== TASK DESCRIPTION ==
Your task is to transcribe the data in full.
### EXERCISE MATERIAL
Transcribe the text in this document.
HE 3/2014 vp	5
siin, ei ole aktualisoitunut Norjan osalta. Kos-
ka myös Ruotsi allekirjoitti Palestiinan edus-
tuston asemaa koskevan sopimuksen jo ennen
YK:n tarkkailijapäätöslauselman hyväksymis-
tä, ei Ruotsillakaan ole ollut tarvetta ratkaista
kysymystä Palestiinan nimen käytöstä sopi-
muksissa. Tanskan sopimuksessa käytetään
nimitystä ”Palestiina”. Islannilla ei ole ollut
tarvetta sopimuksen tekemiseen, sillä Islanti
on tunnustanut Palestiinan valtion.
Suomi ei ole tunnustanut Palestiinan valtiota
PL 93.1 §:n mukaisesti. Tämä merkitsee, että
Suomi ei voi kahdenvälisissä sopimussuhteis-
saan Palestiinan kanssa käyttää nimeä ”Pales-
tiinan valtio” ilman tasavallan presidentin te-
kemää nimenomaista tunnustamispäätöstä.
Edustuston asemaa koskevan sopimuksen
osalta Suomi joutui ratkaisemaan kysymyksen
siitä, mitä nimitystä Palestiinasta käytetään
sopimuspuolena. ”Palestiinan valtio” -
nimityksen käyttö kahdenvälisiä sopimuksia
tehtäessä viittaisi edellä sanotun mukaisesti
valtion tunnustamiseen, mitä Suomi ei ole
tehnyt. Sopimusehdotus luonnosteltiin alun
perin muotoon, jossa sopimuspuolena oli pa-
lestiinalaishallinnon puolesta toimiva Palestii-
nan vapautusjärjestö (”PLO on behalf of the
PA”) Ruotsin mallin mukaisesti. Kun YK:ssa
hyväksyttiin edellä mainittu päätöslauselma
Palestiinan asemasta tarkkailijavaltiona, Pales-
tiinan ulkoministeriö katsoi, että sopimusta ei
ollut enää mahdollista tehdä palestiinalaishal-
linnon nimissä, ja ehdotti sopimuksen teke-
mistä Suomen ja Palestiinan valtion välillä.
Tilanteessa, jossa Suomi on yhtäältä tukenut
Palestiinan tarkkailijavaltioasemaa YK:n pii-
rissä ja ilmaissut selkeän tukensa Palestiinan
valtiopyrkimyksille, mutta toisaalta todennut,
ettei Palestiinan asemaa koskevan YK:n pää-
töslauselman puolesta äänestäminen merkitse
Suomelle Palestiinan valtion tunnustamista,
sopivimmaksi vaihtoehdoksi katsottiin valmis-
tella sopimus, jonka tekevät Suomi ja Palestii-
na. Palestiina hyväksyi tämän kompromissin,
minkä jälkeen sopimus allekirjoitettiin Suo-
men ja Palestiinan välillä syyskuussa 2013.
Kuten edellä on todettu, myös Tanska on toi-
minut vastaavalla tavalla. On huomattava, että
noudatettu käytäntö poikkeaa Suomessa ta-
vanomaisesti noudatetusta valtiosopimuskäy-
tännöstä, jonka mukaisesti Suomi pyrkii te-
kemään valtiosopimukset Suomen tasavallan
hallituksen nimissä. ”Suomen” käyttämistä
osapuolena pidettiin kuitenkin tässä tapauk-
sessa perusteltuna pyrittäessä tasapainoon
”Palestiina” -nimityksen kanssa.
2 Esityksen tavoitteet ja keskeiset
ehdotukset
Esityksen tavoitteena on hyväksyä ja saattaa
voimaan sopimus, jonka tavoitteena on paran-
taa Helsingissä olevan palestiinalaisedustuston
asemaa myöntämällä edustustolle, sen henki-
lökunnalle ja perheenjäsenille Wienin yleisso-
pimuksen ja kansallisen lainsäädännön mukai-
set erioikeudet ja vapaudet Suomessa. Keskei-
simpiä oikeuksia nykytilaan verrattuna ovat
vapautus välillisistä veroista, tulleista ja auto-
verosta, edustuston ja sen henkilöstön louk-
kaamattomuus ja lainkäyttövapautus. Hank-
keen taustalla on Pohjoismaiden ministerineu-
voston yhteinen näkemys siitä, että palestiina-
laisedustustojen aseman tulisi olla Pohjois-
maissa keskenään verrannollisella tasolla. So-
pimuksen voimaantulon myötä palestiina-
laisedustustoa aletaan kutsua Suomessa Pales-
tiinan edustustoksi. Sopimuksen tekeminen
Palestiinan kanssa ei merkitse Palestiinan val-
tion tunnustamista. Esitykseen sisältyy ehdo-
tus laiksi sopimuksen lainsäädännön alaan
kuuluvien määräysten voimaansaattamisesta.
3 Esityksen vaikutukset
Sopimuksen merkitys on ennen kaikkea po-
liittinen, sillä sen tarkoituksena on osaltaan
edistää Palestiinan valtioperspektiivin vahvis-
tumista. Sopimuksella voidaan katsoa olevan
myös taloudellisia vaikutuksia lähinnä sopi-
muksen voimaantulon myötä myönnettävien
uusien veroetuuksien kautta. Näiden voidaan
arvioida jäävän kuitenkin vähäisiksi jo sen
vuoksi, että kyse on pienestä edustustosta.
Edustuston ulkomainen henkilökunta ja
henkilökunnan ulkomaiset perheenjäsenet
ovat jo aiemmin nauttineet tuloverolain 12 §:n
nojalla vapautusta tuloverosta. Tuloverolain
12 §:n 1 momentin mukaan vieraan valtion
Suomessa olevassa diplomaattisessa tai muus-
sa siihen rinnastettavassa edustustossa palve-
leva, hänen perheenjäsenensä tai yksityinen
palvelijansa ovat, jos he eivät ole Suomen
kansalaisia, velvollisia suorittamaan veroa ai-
######
== RESULT FOR THIS EXERCISE ==
Transcribe the text in this document.
HE 3/2014 vp	5
siin, ei ole aktualisoitunut Norjan osalta. Kos-
ka myös Ruotsi allekirjoitti Palestiinan edus-
tuston asemaa koskevan sopimuksen jo ennen
YK:n tarkkailijapäätöslauselman hyväksymis-
tä, ei Ruotsillakaan ole ollut tarvetta ratkaista
kysymystä Palestiinan nimen käytöstä sopi-
muksissa. Tanskan sopimuksessa käytetään
nimitystä ”Palestiina”. Islannilla ei ole ollut
tarvetta sopimuksen tekemiseen, sillä Islanti
on tunnustanut Palestiinan valtion.
Suomi ei ole tunnustanut Palestiinan valtiota
PL 93.1 §:n mukaisesti. Tämä merkitsee, että
Suomi ei voi kahdenvälisissä sopimussuhteis-
saan Palestiinan kanssa käyttää nimeä ”Pales-
tiinan valtio” ilman tasavallan presidentin te-
kemää nimenomaista tunnustamispäätöstä.
Edustuston asemaa koskevan sopimuksen
osalta Suomi joutui ratkaisemaan kysymyksen
siitä, mitä nimitystä Palestiinasta käytetään
sopimuspuolena. ”Palestiinan valtio” -
nimityksen käyttö kahdenvälisiä sopimuksia
tehtäessä viittaisi edellä sanotun mukaisesti
valtion tunnustamiseen, mitä Suomi ei ole
tehnyt. Sopimusehdotus luonnosteltiin alun
perin muotoon, jossa sopimuspuolena oli pa-
lestiinalaishallinnon puolesta toimiva Palestii-
nan vapautusjärjestö (”PLO on behalf of the
PA”) Ruotsin mallin mukaisesti. Kun YK:ssa
hyväksyttiin edellä mainittu päätöslauselma
Palestiinan asemasta tarkkailijavaltiona, Pales-
tiinan ulkoministeriö katsoi, että sopimusta ei
ollut enää mahdollista tehdä palestiinalaishal-
linnon nimissä, ja ehdotti sopimuksen teke-
mistä Suomen ja Palestiinan valtion välillä.
Tilanteessa, jossa Suomi on yhtäältä tukenut
Palestiinan tarkkailijavaltioasemaa YK:n pii-
rissä ja ilmaissut selkeän tukensa Palestiinan
valtiopyrkimyksille, mutta toisaalta todennut,
ettei Palestiinan asemaa koskevan YK:n pää-
töslauselman puolesta äänestäminen merkitse
Suomelle Palestiinan valtion tunnustamista,
sopivimmaksi vaihtoehdoksi katsottiin valmis-
tella sopimus, jonka tekevät Suomi ja Palestii-
na. Palestiina hyväksyi tämän kompromissin,
minkä jälkeen sopimus allekirjoitettiin Suo-
men ja Palestiinan välillä syyskuussa 2013.
Kuten edellä on todettu, myös Tanska on toi-
minut vastaavalla tavalla. On huomattava, että
noudatettu käytäntö poikkeaa Suomessa ta-
vanomaisesti noudatetusta valtiosopimuskäy-
tännöstä, jonka mukaisesti Suomi pyrkii te-
kemään valtiosopimukset Suomen tasavallan
hallituksen nimissä. ”Suomen” käyttämistä
osapuolena pidettiin kuitenkin tässä tapauk-
sessa perusteltuna pyrittäessä tasapainoon
”Palestiina” -nimityksen kanssa.
2 Esityksen tavoitteet ja keskeiset
ehdotukset
Esityksen tavoitteena on hyväksyä ja saattaa
voimaan sopimus, jonka tavoitteena on paran-
taa Helsingissä olevan palestiinalaisedustuston
asemaa myöntämällä edustustolle, sen henki-
lökunnalle ja perheenjäsenille Wienin yleisso-
pimuksen ja kansallisen lainsäädännön mukai-
set erioikeudet ja vapaudet Suomessa. Keskei-
simpiä oikeuksia nykytilaan verrattuna ovat
vapautus välillisistä veroista, tulleista ja auto-
verosta, edustuston ja sen henkilöstön louk-
kaamattomuus ja lainkäyttövapautus. Hank-
keen taustalla on Pohjoismaiden ministerineu-
voston yhteinen näkemys siitä, että palestiina-
laisedustustojen aseman tulisi olla Pohjois-
maissa keskenään verrannollisella tasolla. So-
pimuksen voimaantulon myötä palestiina-
laisedustustoa aletaan kutsua Suomessa Pales-
tiinan edustustoksi. Sopimuksen tekeminen
Palestiinan kanssa ei merkitse Palestiinan val-
tion tunnustamista. Esitykseen sisältyy ehdo-
tus laiksi sopimuksen lainsäädännön alaan
kuuluvien määräysten voimaansaattamisesta.
3 Esityksen vaikutukset
Sopimuksen merkitys on ennen kaikkea po-
liittinen, sillä sen tarkoituksena on osaltaan
edistää Palestiinan valtioperspektiivin vahvis-
tumista. Sopimuksella voidaan katsoa olevan
myös taloudellisia vaikutuksia lähinnä sopi-
muksen voimaantulon myötä myönnettävien
uusien veroetuuksien kautta. Näiden voidaan
arvioida jäävän kuitenkin vähäisiksi jo sen
vuoksi, että kyse on pienestä edustustosta.
Edustuston ulkomainen henkilökunta ja
henkilökunnan ulkomaiset perheenjäsenet
ovat jo aiemmin nauttineet tuloverolain 12 §:n
nojalla vapautusta tuloverosta. Tuloverolain
12 §:n 1 momentin mukaan vieraan valtion
Suomessa olevassa diplomaattisessa tai muus-
sa siihen rinnastettavassa edustustossa palve-
leva, hänen perheenjäsenensä tai yksityinen
palvelijansa ovat, jos he eivät ole Suomen
kansalaisia, velvollisia suorittamaan veroa ai-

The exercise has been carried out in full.